## [TASK INSTRUCTIONS]
Write out every entry precisely as given, leaving the pictures out.

╭─ WORKING DATA

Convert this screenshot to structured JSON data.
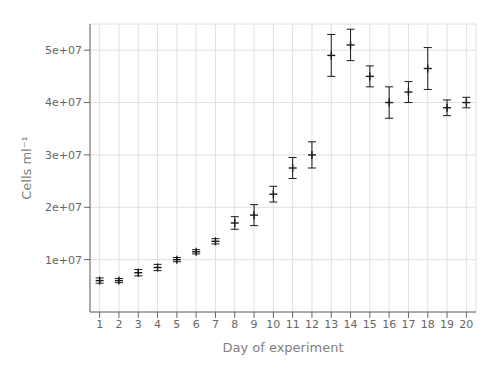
{
  "chart_data": {
    "type": "scatter",
    "xlabel": "Day of experiment",
    "ylabel": "Cells ml⁻¹",
    "x": [
      1,
      2,
      3,
      4,
      5,
      6,
      7,
      8,
      9,
      10,
      11,
      12,
      13,
      14,
      15,
      16,
      17,
      18,
      19,
      20
    ],
    "values": [
      6000000,
      6000000,
      7500000,
      8500000,
      10000000,
      11500000,
      13500000,
      17000000,
      18500000,
      22500000,
      27500000,
      30000000,
      49000000,
      51000000,
      45000000,
      40000000,
      42000000,
      46500000,
      39000000,
      40000000
    ],
    "errors": [
      500000,
      400000,
      600000,
      600000,
      400000,
      400000,
      500000,
      1200000,
      2000000,
      1500000,
      2000000,
      2500000,
      4000000,
      3000000,
      2000000,
      3000000,
      2000000,
      4000000,
      1500000,
      1000000
    ],
    "color": "#1a1a1a",
    "marker": "plus",
    "xlim": [
      0.5,
      20.5
    ],
    "ylim": [
      0,
      55000000
    ],
    "xticks": [
      1,
      2,
      3,
      4,
      5,
      6,
      7,
      8,
      9,
      10,
      11,
      12,
      13,
      14,
      15,
      16,
      17,
      18,
      19,
      20
    ],
    "yticks": [
      {
        "value": 10000000,
        "label": "1e+07"
      },
      {
        "value": 20000000,
        "label": "2e+07"
      },
      {
        "value": 30000000,
        "label": "3e+07"
      },
      {
        "value": 40000000,
        "label": "4e+07"
      },
      {
        "value": 50000000,
        "label": "5e+07"
      }
    ],
    "grid": true
  }
}
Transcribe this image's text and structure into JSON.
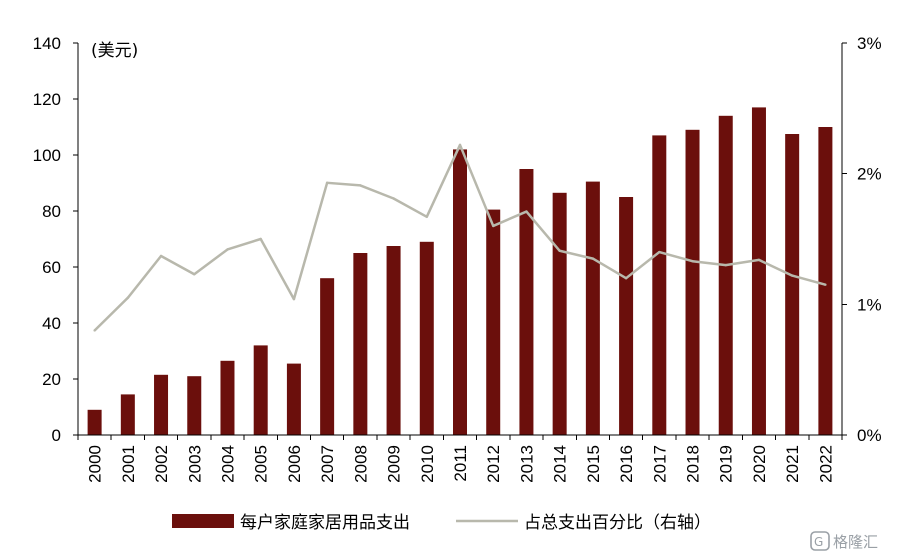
{
  "chart_data": {
    "type": "bar",
    "title": "",
    "unit_label": "(美元)",
    "categories": [
      "2000",
      "2001",
      "2002",
      "2003",
      "2004",
      "2005",
      "2006",
      "2007",
      "2008",
      "2009",
      "2010",
      "2011",
      "2012",
      "2013",
      "2014",
      "2015",
      "2016",
      "2017",
      "2018",
      "2019",
      "2020",
      "2021",
      "2022"
    ],
    "series": [
      {
        "name": "每户家庭家居用品支出",
        "type": "bar",
        "axis": "left",
        "color": "#6b0f0c",
        "values": [
          9,
          14.5,
          21.5,
          21,
          26.5,
          32,
          25.5,
          56,
          65,
          67.5,
          69,
          102,
          80.5,
          95,
          86.5,
          90.5,
          85,
          107,
          109,
          114,
          117,
          107.5,
          110
        ]
      },
      {
        "name": "占总支出百分比（右轴）",
        "type": "line",
        "axis": "right",
        "color": "#b8b8ac",
        "values": [
          0.8,
          1.05,
          1.37,
          1.23,
          1.42,
          1.5,
          1.04,
          1.93,
          1.91,
          1.81,
          1.67,
          2.22,
          1.6,
          1.71,
          1.41,
          1.35,
          1.2,
          1.4,
          1.33,
          1.3,
          1.34,
          1.22,
          1.15
        ]
      }
    ],
    "y_left": {
      "min": 0,
      "max": 140,
      "ticks": [
        "0",
        "20",
        "40",
        "60",
        "80",
        "100",
        "120",
        "140"
      ]
    },
    "y_right": {
      "min": 0,
      "max": 3,
      "ticks": [
        "0%",
        "1%",
        "2%",
        "3%"
      ]
    },
    "grid": false,
    "legend_position": "bottom",
    "watermark": "格隆汇"
  }
}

╰─

## [WORKED ANSWER]
Convert this screenshot to structured JSON data.
{
  "chart_data": {
    "type": "scatter",
    "xlabel": "Day of experiment",
    "ylabel": "Cells ml⁻¹",
    "x": [
      1,
      2,
      3,
      4,
      5,
      6,
      7,
      8,
      9,
      10,
      11,
      12,
      13,
      14,
      15,
      16,
      17,
      18,
      19,
      20
    ],
    "values": [
      6000000,
      6000000,
      7500000,
      8500000,
      10000000,
      11500000,
      13500000,
      17000000,
      18500000,
      22500000,
      27500000,
      30000000,
      49000000,
      51000000,
      45000000,
      40000000,
      42000000,
      46500000,
      39000000,
      40000000
    ],
    "errors": [
      500000,
      400000,
      600000,
      600000,
      400000,
      400000,
      500000,
      1200000,
      2000000,
      1500000,
      2000000,
      2500000,
      4000000,
      3000000,
      2000000,
      3000000,
      2000000,
      4000000,
      1500000,
      1000000
    ],
    "color": "#1a1a1a",
    "marker": "plus",
    "xlim": [
      0.5,
      20.5
    ],
    "ylim": [
      0,
      55000000
    ],
    "xticks": [
      1,
      2,
      3,
      4,
      5,
      6,
      7,
      8,
      9,
      10,
      11,
      12,
      13,
      14,
      15,
      16,
      17,
      18,
      19,
      20
    ],
    "yticks": [
      {
        "value": 10000000,
        "label": "1e+07"
      },
      {
        "value": 20000000,
        "label": "2e+07"
      },
      {
        "value": 30000000,
        "label": "3e+07"
      },
      {
        "value": 40000000,
        "label": "4e+07"
      },
      {
        "value": 50000000,
        "label": "5e+07"
      }
    ],
    "grid": true
  }
}
Transcribe this image's text and structure into JSON.
{
  "chart_data": {
    "type": "bar",
    "title": "",
    "unit_label": "(美元)",
    "categories": [
      "2000",
      "2001",
      "2002",
      "2003",
      "2004",
      "2005",
      "2006",
      "2007",
      "2008",
      "2009",
      "2010",
      "2011",
      "2012",
      "2013",
      "2014",
      "2015",
      "2016",
      "2017",
      "2018",
      "2019",
      "2020",
      "2021",
      "2022"
    ],
    "series": [
      {
        "name": "每户家庭家居用品支出",
        "type": "bar",
        "axis": "left",
        "color": "#6b0f0c",
        "values": [
          9,
          14.5,
          21.5,
          21,
          26.5,
          32,
          25.5,
          56,
          65,
          67.5,
          69,
          102,
          80.5,
          95,
          86.5,
          90.5,
          85,
          107,
          109,
          114,
          117,
          107.5,
          110
        ]
      },
      {
        "name": "占总支出百分比（右轴）",
        "type": "line",
        "axis": "right",
        "color": "#b8b8ac",
        "values": [
          0.8,
          1.05,
          1.37,
          1.23,
          1.42,
          1.5,
          1.04,
          1.93,
          1.91,
          1.81,
          1.67,
          2.22,
          1.6,
          1.71,
          1.41,
          1.35,
          1.2,
          1.4,
          1.33,
          1.3,
          1.34,
          1.22,
          1.15
        ]
      }
    ],
    "y_left": {
      "min": 0,
      "max": 140,
      "ticks": [
        "0",
        "20",
        "40",
        "60",
        "80",
        "100",
        "120",
        "140"
      ]
    },
    "y_right": {
      "min": 0,
      "max": 3,
      "ticks": [
        "0%",
        "1%",
        "2%",
        "3%"
      ]
    },
    "grid": false,
    "legend_position": "bottom",
    "watermark": "格隆汇"
  }
}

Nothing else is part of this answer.